WORK TO COMPLETE:
Do not copy the pictures; transcribe all other material exactly.

────────────────────────────────────────

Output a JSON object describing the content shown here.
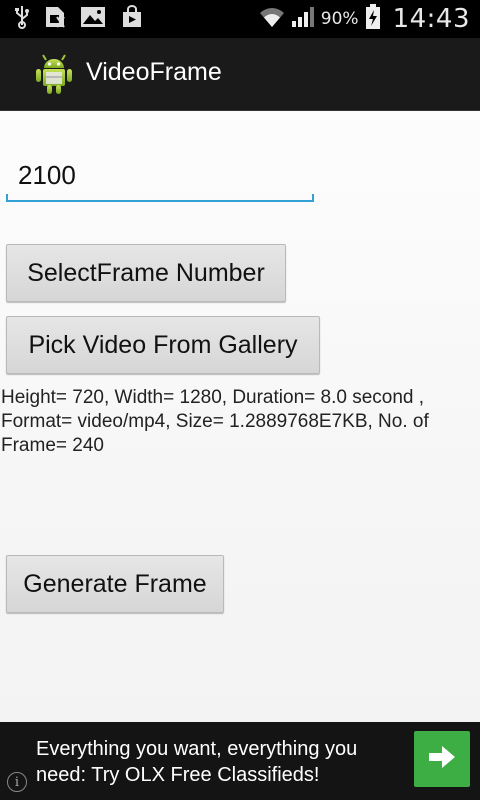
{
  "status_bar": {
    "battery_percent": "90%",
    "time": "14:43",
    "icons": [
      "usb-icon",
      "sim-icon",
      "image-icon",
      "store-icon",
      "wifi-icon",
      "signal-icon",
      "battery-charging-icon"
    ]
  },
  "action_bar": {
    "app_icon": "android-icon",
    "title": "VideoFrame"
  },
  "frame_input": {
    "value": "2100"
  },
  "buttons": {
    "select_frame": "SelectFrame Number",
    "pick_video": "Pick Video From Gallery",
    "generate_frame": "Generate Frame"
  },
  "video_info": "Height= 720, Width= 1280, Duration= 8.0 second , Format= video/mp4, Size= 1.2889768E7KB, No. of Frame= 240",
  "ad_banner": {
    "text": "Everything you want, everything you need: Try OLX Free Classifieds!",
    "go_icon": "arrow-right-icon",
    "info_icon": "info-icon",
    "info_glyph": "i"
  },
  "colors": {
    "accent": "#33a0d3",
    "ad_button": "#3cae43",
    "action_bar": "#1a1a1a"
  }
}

────────────────────────────────────────

OUTPUT OF THE TASK:
Output a JSON object describing the content shown here.
{
  "status_bar": {
    "battery_percent": "90%",
    "time": "14:43",
    "icons": [
      "usb-icon",
      "sim-icon",
      "image-icon",
      "store-icon",
      "wifi-icon",
      "signal-icon",
      "battery-charging-icon"
    ]
  },
  "action_bar": {
    "app_icon": "android-icon",
    "title": "VideoFrame"
  },
  "frame_input": {
    "value": "2100"
  },
  "buttons": {
    "select_frame": "SelectFrame Number",
    "pick_video": "Pick Video From Gallery",
    "generate_frame": "Generate Frame"
  },
  "video_info": "Height= 720, Width= 1280, Duration= 8.0 second , Format= video/mp4, Size= 1.2889768E7KB, No. of Frame= 240",
  "ad_banner": {
    "text": "Everything you want, everything you need: Try OLX Free Classifieds!",
    "go_icon": "arrow-right-icon",
    "info_icon": "info-icon",
    "info_glyph": "i"
  },
  "colors": {
    "accent": "#33a0d3",
    "ad_button": "#3cae43",
    "action_bar": "#1a1a1a"
  }
}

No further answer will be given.